Part of a data file
--*--

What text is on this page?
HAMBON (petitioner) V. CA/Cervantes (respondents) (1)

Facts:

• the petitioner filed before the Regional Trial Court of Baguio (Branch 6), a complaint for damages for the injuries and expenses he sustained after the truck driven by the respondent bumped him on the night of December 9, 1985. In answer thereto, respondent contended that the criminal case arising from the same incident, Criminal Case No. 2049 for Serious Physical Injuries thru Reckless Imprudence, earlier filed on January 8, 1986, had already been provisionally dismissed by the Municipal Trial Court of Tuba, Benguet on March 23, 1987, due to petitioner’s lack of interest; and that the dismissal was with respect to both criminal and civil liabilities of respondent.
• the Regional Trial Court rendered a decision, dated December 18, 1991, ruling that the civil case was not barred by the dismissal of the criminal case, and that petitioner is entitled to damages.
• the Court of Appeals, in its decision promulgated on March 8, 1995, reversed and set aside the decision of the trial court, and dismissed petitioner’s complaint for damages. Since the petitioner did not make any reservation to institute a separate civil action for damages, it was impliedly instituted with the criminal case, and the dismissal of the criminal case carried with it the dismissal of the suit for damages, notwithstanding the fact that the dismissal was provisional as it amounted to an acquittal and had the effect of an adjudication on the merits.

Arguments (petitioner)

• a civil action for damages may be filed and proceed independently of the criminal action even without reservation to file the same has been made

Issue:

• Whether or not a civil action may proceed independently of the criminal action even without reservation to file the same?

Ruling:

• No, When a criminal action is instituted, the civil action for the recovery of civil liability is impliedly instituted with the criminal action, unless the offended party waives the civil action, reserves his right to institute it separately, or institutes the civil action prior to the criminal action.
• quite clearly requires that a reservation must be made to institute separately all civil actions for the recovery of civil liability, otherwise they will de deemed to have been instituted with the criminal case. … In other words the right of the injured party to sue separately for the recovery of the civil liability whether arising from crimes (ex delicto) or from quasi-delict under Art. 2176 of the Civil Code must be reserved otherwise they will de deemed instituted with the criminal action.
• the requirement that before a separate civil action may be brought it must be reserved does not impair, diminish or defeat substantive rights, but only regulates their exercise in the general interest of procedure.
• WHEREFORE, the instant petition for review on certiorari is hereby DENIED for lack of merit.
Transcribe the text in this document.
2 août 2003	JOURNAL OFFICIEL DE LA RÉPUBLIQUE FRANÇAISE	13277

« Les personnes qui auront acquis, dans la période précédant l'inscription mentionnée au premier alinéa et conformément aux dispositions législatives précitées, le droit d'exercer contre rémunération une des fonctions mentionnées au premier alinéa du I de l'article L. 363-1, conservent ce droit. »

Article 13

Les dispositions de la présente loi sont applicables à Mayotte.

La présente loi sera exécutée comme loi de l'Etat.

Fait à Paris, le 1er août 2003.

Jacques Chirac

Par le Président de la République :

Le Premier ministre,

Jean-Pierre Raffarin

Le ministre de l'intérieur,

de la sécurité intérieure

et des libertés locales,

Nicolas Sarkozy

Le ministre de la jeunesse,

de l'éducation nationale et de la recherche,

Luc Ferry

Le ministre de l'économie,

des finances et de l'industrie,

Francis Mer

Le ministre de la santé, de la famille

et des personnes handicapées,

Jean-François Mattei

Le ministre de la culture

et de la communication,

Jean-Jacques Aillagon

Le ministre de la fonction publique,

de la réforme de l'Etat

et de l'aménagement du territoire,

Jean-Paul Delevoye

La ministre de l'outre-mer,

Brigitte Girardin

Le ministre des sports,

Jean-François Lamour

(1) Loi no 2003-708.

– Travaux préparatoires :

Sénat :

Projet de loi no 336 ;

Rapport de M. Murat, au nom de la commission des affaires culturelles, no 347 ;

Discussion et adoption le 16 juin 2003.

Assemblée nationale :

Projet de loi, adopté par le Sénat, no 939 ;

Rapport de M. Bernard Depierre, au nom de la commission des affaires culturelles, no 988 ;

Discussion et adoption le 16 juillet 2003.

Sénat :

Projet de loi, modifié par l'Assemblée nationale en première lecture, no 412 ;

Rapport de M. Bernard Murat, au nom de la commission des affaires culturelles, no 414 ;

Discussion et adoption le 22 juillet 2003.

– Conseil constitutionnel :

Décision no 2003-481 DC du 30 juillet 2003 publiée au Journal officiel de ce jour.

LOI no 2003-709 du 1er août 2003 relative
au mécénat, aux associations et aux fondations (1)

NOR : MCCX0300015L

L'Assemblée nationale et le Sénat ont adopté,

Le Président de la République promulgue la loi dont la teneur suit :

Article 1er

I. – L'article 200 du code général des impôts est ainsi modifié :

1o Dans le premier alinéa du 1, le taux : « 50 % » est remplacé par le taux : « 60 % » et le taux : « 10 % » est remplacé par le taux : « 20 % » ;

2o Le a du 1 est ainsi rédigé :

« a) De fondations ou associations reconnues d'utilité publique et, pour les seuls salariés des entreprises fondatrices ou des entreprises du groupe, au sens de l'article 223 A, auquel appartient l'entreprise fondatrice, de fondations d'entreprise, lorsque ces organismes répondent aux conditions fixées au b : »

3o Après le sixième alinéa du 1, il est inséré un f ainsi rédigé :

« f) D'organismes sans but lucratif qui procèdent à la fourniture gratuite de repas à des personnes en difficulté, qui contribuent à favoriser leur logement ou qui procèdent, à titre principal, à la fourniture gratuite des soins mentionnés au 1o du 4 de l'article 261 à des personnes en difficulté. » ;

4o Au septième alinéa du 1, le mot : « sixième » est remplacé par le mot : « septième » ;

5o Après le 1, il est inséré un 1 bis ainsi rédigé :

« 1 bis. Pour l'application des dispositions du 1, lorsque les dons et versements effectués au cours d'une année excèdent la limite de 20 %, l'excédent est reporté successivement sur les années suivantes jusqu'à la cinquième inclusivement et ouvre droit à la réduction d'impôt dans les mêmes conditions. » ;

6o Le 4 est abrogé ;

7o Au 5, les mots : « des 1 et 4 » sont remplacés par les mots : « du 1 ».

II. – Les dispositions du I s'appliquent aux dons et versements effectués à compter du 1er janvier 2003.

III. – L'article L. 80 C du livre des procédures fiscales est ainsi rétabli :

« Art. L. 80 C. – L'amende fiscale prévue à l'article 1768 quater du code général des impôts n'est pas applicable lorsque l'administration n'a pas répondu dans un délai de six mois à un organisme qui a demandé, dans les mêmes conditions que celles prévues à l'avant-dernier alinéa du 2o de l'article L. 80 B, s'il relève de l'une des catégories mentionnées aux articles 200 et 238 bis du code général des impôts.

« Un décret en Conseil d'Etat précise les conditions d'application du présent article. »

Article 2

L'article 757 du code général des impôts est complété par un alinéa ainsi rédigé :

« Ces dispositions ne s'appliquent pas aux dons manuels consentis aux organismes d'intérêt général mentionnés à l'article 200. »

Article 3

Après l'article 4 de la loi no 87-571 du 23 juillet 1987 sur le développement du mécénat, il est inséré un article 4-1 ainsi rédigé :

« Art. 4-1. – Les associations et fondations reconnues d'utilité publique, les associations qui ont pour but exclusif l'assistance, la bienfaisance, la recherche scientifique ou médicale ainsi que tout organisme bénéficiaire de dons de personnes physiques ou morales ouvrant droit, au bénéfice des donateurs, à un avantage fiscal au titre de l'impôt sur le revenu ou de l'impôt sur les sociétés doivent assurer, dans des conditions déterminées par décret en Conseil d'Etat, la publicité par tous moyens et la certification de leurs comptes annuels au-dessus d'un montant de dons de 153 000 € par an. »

--*--

• SET PROBLEM:
Each line of the listing should be copied exactly.

• REPLY:
What text is on this page?
HAMBON (petitioner) V. CA/Cervantes (respondents) (1)

Facts:

• the petitioner filed before the Regional Trial Court of Baguio (Branch 6), a complaint for damages for the injuries and expenses he sustained after the truck driven by the respondent bumped him on the night of December 9, 1985. In answer thereto, respondent contended that the criminal case arising from the same incident, Criminal Case No. 2049 for Serious Physical Injuries thru Reckless Imprudence, earlier filed on January 8, 1986, had already been provisionally dismissed by the Municipal Trial Court of Tuba, Benguet on March 23, 1987, due to petitioner’s lack of interest; and that the dismissal was with respect to both criminal and civil liabilities of respondent.
• the Regional Trial Court rendered a decision, dated December 18, 1991, ruling that the civil case was not barred by the dismissal of the criminal case, and that petitioner is entitled to damages.
• the Court of Appeals, in its decision promulgated on March 8, 1995, reversed and set aside the decision of the trial court, and dismissed petitioner’s complaint for damages. Since the petitioner did not make any reservation to institute a separate civil action for damages, it was impliedly instituted with the criminal case, and the dismissal of the criminal case carried with it the dismissal of the suit for damages, notwithstanding the fact that the dismissal was provisional as it amounted to an acquittal and had the effect of an adjudication on the merits.

Arguments (petitioner)

• a civil action for damages may be filed and proceed independently of the criminal action even without reservation to file the same has been made

Issue:

• Whether or not a civil action may proceed independently of the criminal action even without reservation to file the same?

Ruling:

• No, When a criminal action is instituted, the civil action for the recovery of civil liability is impliedly instituted with the criminal action, unless the offended party waives the civil action, reserves his right to institute it separately, or institutes the civil action prior to the criminal action.
• quite clearly requires that a reservation must be made to institute separately all civil actions for the recovery of civil liability, otherwise they will de deemed to have been instituted with the criminal case. … In other words the right of the injured party to sue separately for the recovery of the civil liability whether arising from crimes (ex delicto) or from quasi-delict under Art. 2176 of the Civil Code must be reserved otherwise they will de deemed instituted with the criminal action.
• the requirement that before a separate civil action may be brought it must be reserved does not impair, diminish or defeat substantive rights, but only regulates their exercise in the general interest of procedure.
• WHEREFORE, the instant petition for review on certiorari is hereby DENIED for lack of merit.
Transcribe the text in this document.
2 août 2003	JOURNAL OFFICIEL DE LA RÉPUBLIQUE FRANÇAISE	13277

« Les personnes qui auront acquis, dans la période précédant l'inscription mentionnée au premier alinéa et conformément aux dispositions législatives précitées, le droit d'exercer contre rémunération une des fonctions mentionnées au premier alinéa du I de l'article L. 363-1, conservent ce droit. »

Article 13

Les dispositions de la présente loi sont applicables à Mayotte.

La présente loi sera exécutée comme loi de l'Etat.

Fait à Paris, le 1er août 2003.

Jacques Chirac

Par le Président de la République :

Le Premier ministre,

Jean-Pierre Raffarin

Le ministre de l'intérieur,

de la sécurité intérieure

et des libertés locales,

Nicolas Sarkozy

Le ministre de la jeunesse,

de l'éducation nationale et de la recherche,

Luc Ferry

Le ministre de l'économie,

des finances et de l'industrie,

Francis Mer

Le ministre de la santé, de la famille

et des personnes handicapées,

Jean-François Mattei

Le ministre de la culture

et de la communication,

Jean-Jacques Aillagon

Le ministre de la fonction publique,

de la réforme de l'Etat

et de l'aménagement du territoire,

Jean-Paul Delevoye

La ministre de l'outre-mer,

Brigitte Girardin

Le ministre des sports,

Jean-François Lamour

(1) Loi no 2003-708.

– Travaux préparatoires :

Sénat :

Projet de loi no 336 ;

Rapport de M. Murat, au nom de la commission des affaires culturelles, no 347 ;

Discussion et adoption le 16 juin 2003.

Assemblée nationale :

Projet de loi, adopté par le Sénat, no 939 ;

Rapport de M. Bernard Depierre, au nom de la commission des affaires culturelles, no 988 ;

Discussion et adoption le 16 juillet 2003.

Sénat :

Projet de loi, modifié par l'Assemblée nationale en première lecture, no 412 ;

Rapport de M. Bernard Murat, au nom de la commission des affaires culturelles, no 414 ;

Discussion et adoption le 22 juillet 2003.

– Conseil constitutionnel :

Décision no 2003-481 DC du 30 juillet 2003 publiée au Journal officiel de ce jour.

LOI no 2003-709 du 1er août 2003 relative
au mécénat, aux associations et aux fondations (1)

NOR : MCCX0300015L

L'Assemblée nationale et le Sénat ont adopté,

Le Président de la République promulgue la loi dont la teneur suit :

Article 1er

I. – L'article 200 du code général des impôts est ainsi modifié :

1o Dans le premier alinéa du 1, le taux : « 50 % » est remplacé par le taux : « 60 % » et le taux : « 10 % » est remplacé par le taux : « 20 % » ;

2o Le a du 1 est ainsi rédigé :

« a) De fondations ou associations reconnues d'utilité publique et, pour les seuls salariés des entreprises fondatrices ou des entreprises du groupe, au sens de l'article 223 A, auquel appartient l'entreprise fondatrice, de fondations d'entreprise, lorsque ces organismes répondent aux conditions fixées au b : »

3o Après le sixième alinéa du 1, il est inséré un f ainsi rédigé :

« f) D'organismes sans but lucratif qui procèdent à la fourniture gratuite de repas à des personnes en difficulté, qui contribuent à favoriser leur logement ou qui procèdent, à titre principal, à la fourniture gratuite des soins mentionnés au 1o du 4 de l'article 261 à des personnes en difficulté. » ;

4o Au septième alinéa du 1, le mot : « sixième » est remplacé par le mot : « septième » ;

5o Après le 1, il est inséré un 1 bis ainsi rédigé :

« 1 bis. Pour l'application des dispositions du 1, lorsque les dons et versements effectués au cours d'une année excèdent la limite de 20 %, l'excédent est reporté successivement sur les années suivantes jusqu'à la cinquième inclusivement et ouvre droit à la réduction d'impôt dans les mêmes conditions. » ;

6o Le 4 est abrogé ;

7o Au 5, les mots : « des 1 et 4 » sont remplacés par les mots : « du 1 ».

II. – Les dispositions du I s'appliquent aux dons et versements effectués à compter du 1er janvier 2003.

III. – L'article L. 80 C du livre des procédures fiscales est ainsi rétabli :

« Art. L. 80 C. – L'amende fiscale prévue à l'article 1768 quater du code général des impôts n'est pas applicable lorsque l'administration n'a pas répondu dans un délai de six mois à un organisme qui a demandé, dans les mêmes conditions que celles prévues à l'avant-dernier alinéa du 2o de l'article L. 80 B, s'il relève de l'une des catégories mentionnées aux articles 200 et 238 bis du code général des impôts.

« Un décret en Conseil d'Etat précise les conditions d'application du présent article. »

Article 2

L'article 757 du code général des impôts est complété par un alinéa ainsi rédigé :

« Ces dispositions ne s'appliquent pas aux dons manuels consentis aux organismes d'intérêt général mentionnés à l'article 200. »

Article 3

Après l'article 4 de la loi no 87-571 du 23 juillet 1987 sur le développement du mécénat, il est inséré un article 4-1 ainsi rédigé :

« Art. 4-1. – Les associations et fondations reconnues d'utilité publique, les associations qui ont pour but exclusif l'assistance, la bienfaisance, la recherche scientifique ou médicale ainsi que tout organisme bénéficiaire de dons de personnes physiques ou morales ouvrant droit, au bénéfice des donateurs, à un avantage fiscal au titre de l'impôt sur le revenu ou de l'impôt sur les sociétés doivent assurer, dans des conditions déterminées par décret en Conseil d'Etat, la publicité par tous moyens et la certification de leurs comptes annuels au-dessus d'un montant de dons de 153 000 € par an. »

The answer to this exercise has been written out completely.